▶ **TEXT SEGMENT**:
* Begin *

# Forum Home Renovation Rendering  Bagging technique

## Art Martin

I'm looking at bagging, as opposed to rendering. (been there, done that, and never quite could get the walls perfectly smooth). 
What I'm look for is the technique that will deliver the smoothest bagging. I'm noticing this in a few new houses these days, where it's an obvious bagged finish, and the brickwork and joints can still be seen, but there is no real circular swirly or wavy pattern. Whenever I saw bagging jobs in the past, you could see the circular swirling patter, and assume this was due to literally using a hessian bag. 
What I want to find out is what technique or product would eliminate this circular swirling pattern? Is is simply a light sponge finish as it's going off?

----------


## Master Splinter

A broom is what I've seen being used for bagging (and used myself) - haven't seen too much obvious pattern from it.

----------


## Art Martin

Thanks for the advice Master Splinter. Much appreciated 
I assumed you just used a standard soft headed broom like this  http://www.thebokeegroup.com/catalog...%20OUTDOOR.jpg
That about right?

----------


## autogenous

> What I'm look for is the technique that will deliver the smoothest bagging. I'm noticing this in a few new houses these days, where it's an obvious bagged finish, and the brickwork and joints can still be seen,

  This is a trowel on sponge finish. 
The builders get the brickies to do it as its cheaper than render. 
However try this 
Mix some mud 4 sand, 1 creme cement, 1 lime (texture to double cream) 
Add 300 ml of "clear" dampco to each 4 sand 
Wet the wall 
brush on relatively thick with fine indoor floor broom trying to keep it even (1- 2 mm thick) 
Wait to dry a little (critical)  
Using foam sponge trowel sponge in circular motion to smooth off 
Wet by dipping brush in clean water bucket and flicking at wall if mortar too dry 
If you have raked joints you will have to flush them first. 
critical: do test panel out of sight 
Do in one hit corner to corner. Dont finish half wall or join mid wall, understand?

* End *

▶ **SHORT PROBLEM**:
Reproduce word for word the passage of the bagging thread that opens with "Using foam sponge" and ends after "flush them first.".

▶ **DATA PROVIDED**:
* Begin *

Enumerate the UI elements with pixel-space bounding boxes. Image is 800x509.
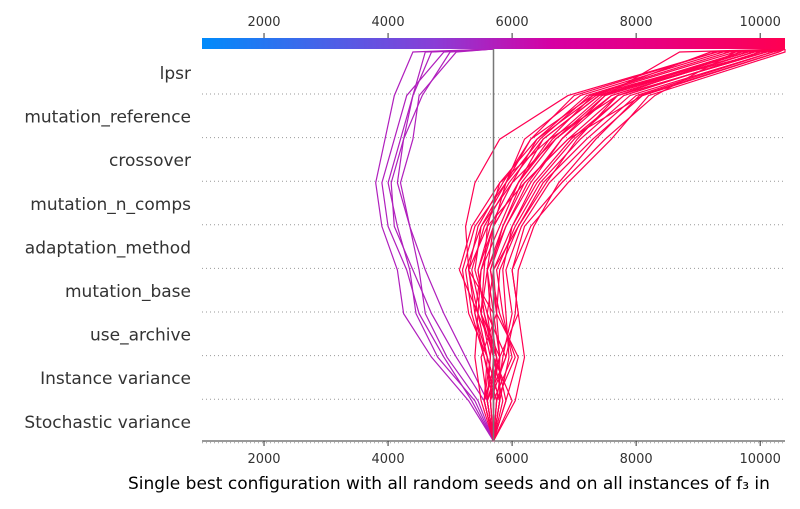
series-line bbox=[477, 48, 786, 442]
feature-label: mutation_n_comps bbox=[30, 195, 191, 215]
x-axis-title: Single best configuration with all rando… bbox=[128, 474, 770, 494]
series-line bbox=[381, 48, 495, 442]
series-line bbox=[387, 48, 495, 442]
feature-labels: lpsr mutation_reference crossover mutation_… bbox=[24, 64, 191, 433]
feature-label: mutation_reference bbox=[24, 108, 191, 128]
series-line bbox=[486, 48, 786, 442]
series-line bbox=[486, 48, 786, 442]
feature-label: crossover bbox=[109, 151, 191, 171]
feature-label: Stochastic variance bbox=[24, 413, 191, 433]
top-tick-label: 2000 bbox=[247, 15, 280, 30]
series-line bbox=[474, 48, 786, 442]
feature-label: adaptation_method bbox=[25, 238, 191, 258]
series-line bbox=[492, 48, 786, 442]
feature-label: use_archive bbox=[90, 326, 191, 346]
top-tick-label: 4000 bbox=[372, 15, 405, 30]
series-line bbox=[474, 48, 786, 441]
x-tick-label: 4000 bbox=[372, 452, 405, 467]
series-line bbox=[477, 48, 786, 441]
x-tick-label: 8000 bbox=[620, 452, 653, 467]
x-tick-label: 2000 bbox=[247, 452, 280, 467]
x-axis-title-group: Single best configuration with all rando… bbox=[128, 474, 770, 494]
top-tick-label: 8000 bbox=[620, 15, 653, 30]
series-line bbox=[468, 48, 786, 442]
series-line bbox=[399, 48, 495, 442]
series-line bbox=[483, 48, 786, 442]
series-lines bbox=[375, 48, 786, 442]
series-line bbox=[492, 48, 786, 442]
series-line bbox=[464, 48, 786, 442]
series-line bbox=[375, 48, 495, 442]
series-line bbox=[464, 48, 786, 442]
top-tick-label: 10000 bbox=[740, 15, 781, 30]
feature-label: mutation_base bbox=[65, 282, 191, 302]
series-line bbox=[486, 48, 786, 442]
axes: 2000 2000 4000 4000 6000 6000 8000 8000 10000 100… bbox=[202, 15, 785, 467]
series-line bbox=[483, 48, 786, 442]
series-line bbox=[492, 49, 786, 442]
top-tick-label: 6000 bbox=[496, 15, 529, 30]
feature-label: lpsr bbox=[160, 64, 191, 84]
series-line bbox=[492, 48, 786, 441]
x-tick-label: 6000 bbox=[496, 452, 529, 467]
series-line bbox=[477, 48, 786, 442]
feature-label: Instance variance bbox=[40, 369, 191, 389]
colorbar bbox=[202, 38, 785, 49]
series-line bbox=[489, 48, 786, 442]
x-tick-label: 10000 bbox=[740, 452, 781, 467]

* End *

▶ **WRITTEN ANSWER**:
Using foam sponge trowel sponge in circular motion to smooth off 
Wet by dipping brush in clean water bucket and flicking at wall if mortar too dry 
If you have raked joints you will have to flush them first.